+++ Excerpt provided

Blur Digital Boundaries (with Ninjas)

This week’s topic is one of my favorites: the intersection of the digital world with the physical.  I’ve discussed this topic many times before (check out my “digital space” tag for more) but today’s especially exciting because it involves ninjas!

Close up of ninja mask

courtesy flickr/Reyes

Sorry, not that kind of ninja.   I’m talking about the technological equivalent, a nifty device called the Ninja Block, now in development (hat tip to Singularity Hub for picking up on this).  This tiny computer is potent, flexible and bristling with sensors.   What’s most exciting is the design philosophy behind it, which has the potential to completely redraw the border between the digital world and the physical world.

What exactly does this plain-looking box do?  It takes input from something, and then provides some kind of output, according to rules that you define.  Conceptually simple, but flush with potential.

Small pink box with a ninja on it

Follow the Rules

If you’ve ever used the service If This, Then That, you know how it works.  IFTT lets you coordinate among your various social networks and internet tools, by creating conditional statements.  For example, you could create a rule that says “If I post a picture to Facebook, then store it in my Dropbox account as well.”  IFTT would then carry out this command every time the criterion is met.

++++++

Short task 1 — In the post about the Ninja Block, which site does the writer thank for picking up on the device?
The text and the records have nothing to do with each other.

+++ Materials provided

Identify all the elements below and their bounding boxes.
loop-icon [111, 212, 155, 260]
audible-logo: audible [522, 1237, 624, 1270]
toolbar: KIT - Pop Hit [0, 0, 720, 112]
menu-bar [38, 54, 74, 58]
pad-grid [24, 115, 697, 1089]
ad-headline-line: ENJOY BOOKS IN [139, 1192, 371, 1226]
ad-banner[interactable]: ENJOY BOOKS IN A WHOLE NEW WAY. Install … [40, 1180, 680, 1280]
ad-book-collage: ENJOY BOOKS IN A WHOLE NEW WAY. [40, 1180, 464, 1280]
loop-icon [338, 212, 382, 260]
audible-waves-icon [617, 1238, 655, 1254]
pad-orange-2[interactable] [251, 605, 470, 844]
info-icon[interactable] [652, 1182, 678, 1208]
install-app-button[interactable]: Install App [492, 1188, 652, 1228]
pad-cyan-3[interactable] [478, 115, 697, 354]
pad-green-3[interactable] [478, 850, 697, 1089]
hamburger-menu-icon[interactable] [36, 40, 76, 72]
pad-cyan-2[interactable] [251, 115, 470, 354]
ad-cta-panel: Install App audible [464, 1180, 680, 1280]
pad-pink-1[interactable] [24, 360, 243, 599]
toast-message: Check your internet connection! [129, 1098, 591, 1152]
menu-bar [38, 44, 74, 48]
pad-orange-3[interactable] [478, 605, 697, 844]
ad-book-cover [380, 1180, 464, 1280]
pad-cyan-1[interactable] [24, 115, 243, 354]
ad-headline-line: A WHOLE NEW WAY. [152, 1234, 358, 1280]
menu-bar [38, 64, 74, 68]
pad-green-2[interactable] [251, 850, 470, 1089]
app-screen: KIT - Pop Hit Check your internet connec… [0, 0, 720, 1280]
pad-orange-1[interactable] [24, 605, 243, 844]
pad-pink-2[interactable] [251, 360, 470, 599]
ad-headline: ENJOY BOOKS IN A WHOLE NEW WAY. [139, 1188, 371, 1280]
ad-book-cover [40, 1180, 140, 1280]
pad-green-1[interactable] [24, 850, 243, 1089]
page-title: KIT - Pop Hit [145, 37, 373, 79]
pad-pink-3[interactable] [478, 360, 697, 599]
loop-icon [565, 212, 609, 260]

++++++

Short task 2 — Update the records from their first line through the line that contains "page-title: KIT - Pop Hit [145, 37, 373, 79]", replacing "ad-book-cover" with "ad-cover-image" and leaving everything else unchanged.

Worked solution 1 — Singularity Hub

Worked solution 2 —
Identify all the elements below and their bounding boxes.
loop-icon [111, 212, 155, 260]
audible-logo: audible [522, 1237, 624, 1270]
toolbar: KIT - Pop Hit [0, 0, 720, 112]
menu-bar [38, 54, 74, 58]
pad-grid [24, 115, 697, 1089]
ad-headline-line: ENJOY BOOKS IN [139, 1192, 371, 1226]
ad-banner[interactable]: ENJOY BOOKS IN A WHOLE NEW WAY. Install … [40, 1180, 680, 1280]
ad-book-collage: ENJOY BOOKS IN A WHOLE NEW WAY. [40, 1180, 464, 1280]
loop-icon [338, 212, 382, 260]
audible-waves-icon [617, 1238, 655, 1254]
pad-orange-2[interactable] [251, 605, 470, 844]
info-icon[interactable] [652, 1182, 678, 1208]
install-app-button[interactable]: Install App [492, 1188, 652, 1228]
pad-cyan-3[interactable] [478, 115, 697, 354]
pad-green-3[interactable] [478, 850, 697, 1089]
hamburger-menu-icon[interactable] [36, 40, 76, 72]
pad-cyan-2[interactable] [251, 115, 470, 354]
ad-cta-panel: Install App audible [464, 1180, 680, 1280]
pad-pink-1[interactable] [24, 360, 243, 599]
toast-message: Check your internet connection! [129, 1098, 591, 1152]
menu-bar [38, 44, 74, 48]
pad-orange-3[interactable] [478, 605, 697, 844]
ad-cover-image [380, 1180, 464, 1280]
pad-cyan-1[interactable] [24, 115, 243, 354]
ad-headline-line: A WHOLE NEW WAY. [152, 1234, 358, 1280]
menu-bar [38, 64, 74, 68]
pad-green-2[interactable] [251, 850, 470, 1089]
app-screen: KIT - Pop Hit Check your internet connec… [0, 0, 720, 1280]
pad-orange-1[interactable] [24, 605, 243, 844]
pad-pink-2[interactable] [251, 360, 470, 599]
ad-headline: ENJOY BOOKS IN A WHOLE NEW WAY. [139, 1188, 371, 1280]
ad-cover-image [40, 1180, 140, 1280]
pad-green-1[interactable] [24, 850, 243, 1089]
page-title: KIT - Pop Hit [145, 37, 373, 79]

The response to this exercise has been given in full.